■ **What is required**: Output the records exactly. Include every line.

[start Entries provided]

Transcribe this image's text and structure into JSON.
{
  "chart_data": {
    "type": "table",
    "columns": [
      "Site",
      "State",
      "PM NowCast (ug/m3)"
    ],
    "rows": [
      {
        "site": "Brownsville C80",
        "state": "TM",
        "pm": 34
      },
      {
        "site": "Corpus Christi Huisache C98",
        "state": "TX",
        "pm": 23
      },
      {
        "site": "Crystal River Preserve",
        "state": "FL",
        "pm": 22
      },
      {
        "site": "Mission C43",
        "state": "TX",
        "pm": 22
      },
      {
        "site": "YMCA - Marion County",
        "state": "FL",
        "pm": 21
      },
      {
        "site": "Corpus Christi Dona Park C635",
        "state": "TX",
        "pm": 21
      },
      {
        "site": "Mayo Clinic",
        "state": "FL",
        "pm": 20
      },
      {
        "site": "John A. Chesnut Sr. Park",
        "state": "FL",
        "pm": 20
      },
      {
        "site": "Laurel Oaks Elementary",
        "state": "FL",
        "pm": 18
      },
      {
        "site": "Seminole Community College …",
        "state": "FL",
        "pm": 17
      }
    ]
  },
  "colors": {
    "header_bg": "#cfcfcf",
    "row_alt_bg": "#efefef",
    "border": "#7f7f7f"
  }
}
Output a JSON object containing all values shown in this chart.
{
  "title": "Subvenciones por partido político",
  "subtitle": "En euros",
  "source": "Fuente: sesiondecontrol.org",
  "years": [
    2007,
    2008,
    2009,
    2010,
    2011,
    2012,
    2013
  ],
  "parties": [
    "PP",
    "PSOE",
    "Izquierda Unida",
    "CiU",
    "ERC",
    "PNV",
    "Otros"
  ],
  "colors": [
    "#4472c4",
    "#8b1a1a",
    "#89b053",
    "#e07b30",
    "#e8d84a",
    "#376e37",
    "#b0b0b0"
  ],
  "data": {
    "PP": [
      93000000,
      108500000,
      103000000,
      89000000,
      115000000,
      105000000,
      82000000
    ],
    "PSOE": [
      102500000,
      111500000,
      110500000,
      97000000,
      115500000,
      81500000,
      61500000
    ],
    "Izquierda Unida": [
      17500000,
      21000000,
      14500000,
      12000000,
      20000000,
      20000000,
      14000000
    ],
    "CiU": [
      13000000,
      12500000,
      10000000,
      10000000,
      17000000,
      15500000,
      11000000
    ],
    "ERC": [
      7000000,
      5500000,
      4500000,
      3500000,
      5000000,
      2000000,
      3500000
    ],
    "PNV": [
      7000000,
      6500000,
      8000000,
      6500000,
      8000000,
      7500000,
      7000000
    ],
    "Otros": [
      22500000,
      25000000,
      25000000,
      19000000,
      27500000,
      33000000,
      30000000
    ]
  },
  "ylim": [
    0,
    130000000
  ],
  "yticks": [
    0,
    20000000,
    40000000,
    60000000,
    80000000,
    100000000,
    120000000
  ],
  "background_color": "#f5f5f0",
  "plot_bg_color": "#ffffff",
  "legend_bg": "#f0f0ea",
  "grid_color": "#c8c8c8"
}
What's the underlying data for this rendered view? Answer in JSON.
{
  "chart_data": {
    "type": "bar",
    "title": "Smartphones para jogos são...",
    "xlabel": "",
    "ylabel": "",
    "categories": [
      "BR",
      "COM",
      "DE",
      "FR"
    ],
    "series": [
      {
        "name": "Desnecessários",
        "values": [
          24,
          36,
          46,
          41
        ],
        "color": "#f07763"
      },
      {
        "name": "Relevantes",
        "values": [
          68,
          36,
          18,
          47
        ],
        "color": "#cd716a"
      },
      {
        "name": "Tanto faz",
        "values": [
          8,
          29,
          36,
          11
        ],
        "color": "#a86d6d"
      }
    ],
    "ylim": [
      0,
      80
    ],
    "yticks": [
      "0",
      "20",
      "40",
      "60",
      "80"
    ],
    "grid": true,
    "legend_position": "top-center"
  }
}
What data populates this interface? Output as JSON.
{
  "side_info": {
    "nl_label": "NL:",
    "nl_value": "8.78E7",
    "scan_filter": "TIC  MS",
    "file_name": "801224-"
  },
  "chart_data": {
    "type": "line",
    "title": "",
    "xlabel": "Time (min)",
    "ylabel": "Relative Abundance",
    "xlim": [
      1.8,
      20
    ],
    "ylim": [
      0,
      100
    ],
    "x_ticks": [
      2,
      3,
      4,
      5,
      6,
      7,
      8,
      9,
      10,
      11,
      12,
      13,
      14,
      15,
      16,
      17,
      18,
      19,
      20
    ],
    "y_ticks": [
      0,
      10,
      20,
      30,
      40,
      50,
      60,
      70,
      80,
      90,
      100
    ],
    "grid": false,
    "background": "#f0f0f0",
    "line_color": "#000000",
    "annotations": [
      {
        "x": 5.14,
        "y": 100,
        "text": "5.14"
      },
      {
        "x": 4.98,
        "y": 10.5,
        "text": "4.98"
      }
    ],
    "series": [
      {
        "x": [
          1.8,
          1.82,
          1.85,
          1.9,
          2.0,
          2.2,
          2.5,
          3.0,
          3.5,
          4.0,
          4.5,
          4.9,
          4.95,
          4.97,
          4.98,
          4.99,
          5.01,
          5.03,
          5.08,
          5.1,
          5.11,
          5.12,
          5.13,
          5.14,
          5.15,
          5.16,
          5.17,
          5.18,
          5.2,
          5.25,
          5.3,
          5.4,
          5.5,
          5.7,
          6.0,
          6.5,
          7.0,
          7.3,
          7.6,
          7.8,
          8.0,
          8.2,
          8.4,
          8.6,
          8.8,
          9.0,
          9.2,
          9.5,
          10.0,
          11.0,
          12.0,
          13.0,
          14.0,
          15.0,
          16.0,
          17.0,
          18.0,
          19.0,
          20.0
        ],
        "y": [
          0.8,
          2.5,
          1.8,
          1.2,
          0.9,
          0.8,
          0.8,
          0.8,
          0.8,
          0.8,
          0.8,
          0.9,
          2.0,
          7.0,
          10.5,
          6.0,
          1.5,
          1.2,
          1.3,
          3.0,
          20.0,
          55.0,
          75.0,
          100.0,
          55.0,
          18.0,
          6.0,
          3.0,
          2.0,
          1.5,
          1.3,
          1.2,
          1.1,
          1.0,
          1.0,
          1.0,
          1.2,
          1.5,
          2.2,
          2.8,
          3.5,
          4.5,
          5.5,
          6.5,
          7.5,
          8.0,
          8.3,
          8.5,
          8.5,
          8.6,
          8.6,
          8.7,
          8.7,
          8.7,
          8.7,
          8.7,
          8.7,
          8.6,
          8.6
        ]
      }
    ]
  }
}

[end Entries provided]

■ **Problem solution**:
Transcribe this image's text and structure into JSON.
{
  "chart_data": {
    "type": "table",
    "columns": [
      "Site",
      "State",
      "PM NowCast (ug/m3)"
    ],
    "rows": [
      {
        "site": "Brownsville C80",
        "state": "TM",
        "pm": 34
      },
      {
        "site": "Corpus Christi Huisache C98",
        "state": "TX",
        "pm": 23
      },
      {
        "site": "Crystal River Preserve",
        "state": "FL",
        "pm": 22
      },
      {
        "site": "Mission C43",
        "state": "TX",
        "pm": 22
      },
      {
        "site": "YMCA - Marion County",
        "state": "FL",
        "pm": 21
      },
      {
        "site": "Corpus Christi Dona Park C635",
        "state": "TX",
        "pm": 21
      },
      {
        "site": "Mayo Clinic",
        "state": "FL",
        "pm": 20
      },
      {
        "site": "John A. Chesnut Sr. Park",
        "state": "FL",
        "pm": 20
      },
      {
        "site": "Laurel Oaks Elementary",
        "state": "FL",
        "pm": 18
      },
      {
        "site": "Seminole Community College …",
        "state": "FL",
        "pm": 17
      }
    ]
  },
  "colors": {
    "header_bg": "#cfcfcf",
    "row_alt_bg": "#efefef",
    "border": "#7f7f7f"
  }
}
Output a JSON object containing all values shown in this chart.
{
  "title": "Subvenciones por partido político",
  "subtitle": "En euros",
  "source": "Fuente: sesiondecontrol.org",
  "years": [
    2007,
    2008,
    2009,
    2010,
    2011,
    2012,
    2013
  ],
  "parties": [
    "PP",
    "PSOE",
    "Izquierda Unida",
    "CiU",
    "ERC",
    "PNV",
    "Otros"
  ],
  "colors": [
    "#4472c4",
    "#8b1a1a",
    "#89b053",
    "#e07b30",
    "#e8d84a",
    "#376e37",
    "#b0b0b0"
  ],
  "data": {
    "PP": [
      93000000,
      108500000,
      103000000,
      89000000,
      115000000,
      105000000,
      82000000
    ],
    "PSOE": [
      102500000,
      111500000,
      110500000,
      97000000,
      115500000,
      81500000,
      61500000
    ],
    "Izquierda Unida": [
      17500000,
      21000000,
      14500000,
      12000000,
      20000000,
      20000000,
      14000000
    ],
    "CiU": [
      13000000,
      12500000,
      10000000,
      10000000,
      17000000,
      15500000,
      11000000
    ],
    "ERC": [
      7000000,
      5500000,
      4500000,
      3500000,
      5000000,
      2000000,
      3500000
    ],
    "PNV": [
      7000000,
      6500000,
      8000000,
      6500000,
      8000000,
      7500000,
      7000000
    ],
    "Otros": [
      22500000,
      25000000,
      25000000,
      19000000,
      27500000,
      33000000,
      30000000
    ]
  },
  "ylim": [
    0,
    130000000
  ],
  "yticks": [
    0,
    20000000,
    40000000,
    60000000,
    80000000,
    100000000,
    120000000
  ],
  "background_color": "#f5f5f0",
  "plot_bg_color": "#ffffff",
  "legend_bg": "#f0f0ea",
  "grid_color": "#c8c8c8"
}
What's the underlying data for this rendered view? Answer in JSON.
{
  "chart_data": {
    "type": "bar",
    "title": "Smartphones para jogos são...",
    "xlabel": "",
    "ylabel": "",
    "categories": [
      "BR",
      "COM",
      "DE",
      "FR"
    ],
    "series": [
      {
        "name": "Desnecessários",
        "values": [
          24,
          36,
          46,
          41
        ],
        "color": "#f07763"
      },
      {
        "name": "Relevantes",
        "values": [
          68,
          36,
          18,
          47
        ],
        "color": "#cd716a"
      },
      {
        "name": "Tanto faz",
        "values": [
          8,
          29,
          36,
          11
        ],
        "color": "#a86d6d"
      }
    ],
    "ylim": [
      0,
      80
    ],
    "yticks": [
      "0",
      "20",
      "40",
      "60",
      "80"
    ],
    "grid": true,
    "legend_position": "top-center"
  }
}
What data populates this interface? Output as JSON.
{
  "side_info": {
    "nl_label": "NL:",
    "nl_value": "8.78E7",
    "scan_filter": "TIC  MS",
    "file_name": "801224-"
  },
  "chart_data": {
    "type": "line",
    "title": "",
    "xlabel": "Time (min)",
    "ylabel": "Relative Abundance",
    "xlim": [
      1.8,
      20
    ],
    "ylim": [
      0,
      100
    ],
    "x_ticks": [
      2,
      3,
      4,
      5,
      6,
      7,
      8,
      9,
      10,
      11,
      12,
      13,
      14,
      15,
      16,
      17,
      18,
      19,
      20
    ],
    "y_ticks": [
      0,
      10,
      20,
      30,
      40,
      50,
      60,
      70,
      80,
      90,
      100
    ],
    "grid": false,
    "background": "#f0f0f0",
    "line_color": "#000000",
    "annotations": [
      {
        "x": 5.14,
        "y": 100,
        "text": "5.14"
      },
      {
        "x": 4.98,
        "y": 10.5,
        "text": "4.98"
      }
    ],
    "series": [
      {
        "x": [
          1.8,
          1.82,
          1.85,
          1.9,
          2.0,
          2.2,
          2.5,
          3.0,
          3.5,
          4.0,
          4.5,
          4.9,
          4.95,
          4.97,
          4.98,
          4.99,
          5.01,
          5.03,
          5.08,
          5.1,
          5.11,
          5.12,
          5.13,
          5.14,
          5.15,
          5.16,
          5.17,
          5.18,
          5.2,
          5.25,
          5.3,
          5.4,
          5.5,
          5.7,
          6.0,
          6.5,
          7.0,
          7.3,
          7.6,
          7.8,
          8.0,
          8.2,
          8.4,
          8.6,
          8.8,
          9.0,
          9.2,
          9.5,
          10.0,
          11.0,
          12.0,
          13.0,
          14.0,
          15.0,
          16.0,
          17.0,
          18.0,
          19.0,
          20.0
        ],
        "y": [
          0.8,
          2.5,
          1.8,
          1.2,
          0.9,
          0.8,
          0.8,
          0.8,
          0.8,
          0.8,
          0.8,
          0.9,
          2.0,
          7.0,
          10.5,
          6.0,
          1.5,
          1.2,
          1.3,
          3.0,
          20.0,
          55.0,
          75.0,
          100.0,
          55.0,
          18.0,
          6.0,
          3.0,
          2.0,
          1.5,
          1.3,
          1.2,
          1.1,
          1.0,
          1.0,
          1.0,
          1.2,
          1.5,
          2.2,
          2.8,
          3.5,
          4.5,
          5.5,
          6.5,
          7.5,
          8.0,
          8.3,
          8.5,
          8.5,
          8.6,
          8.6,
          8.7,
          8.7,
          8.7,
          8.7,
          8.7,
          8.7,
          8.6,
          8.6
        ]
      }
    ]
  }
}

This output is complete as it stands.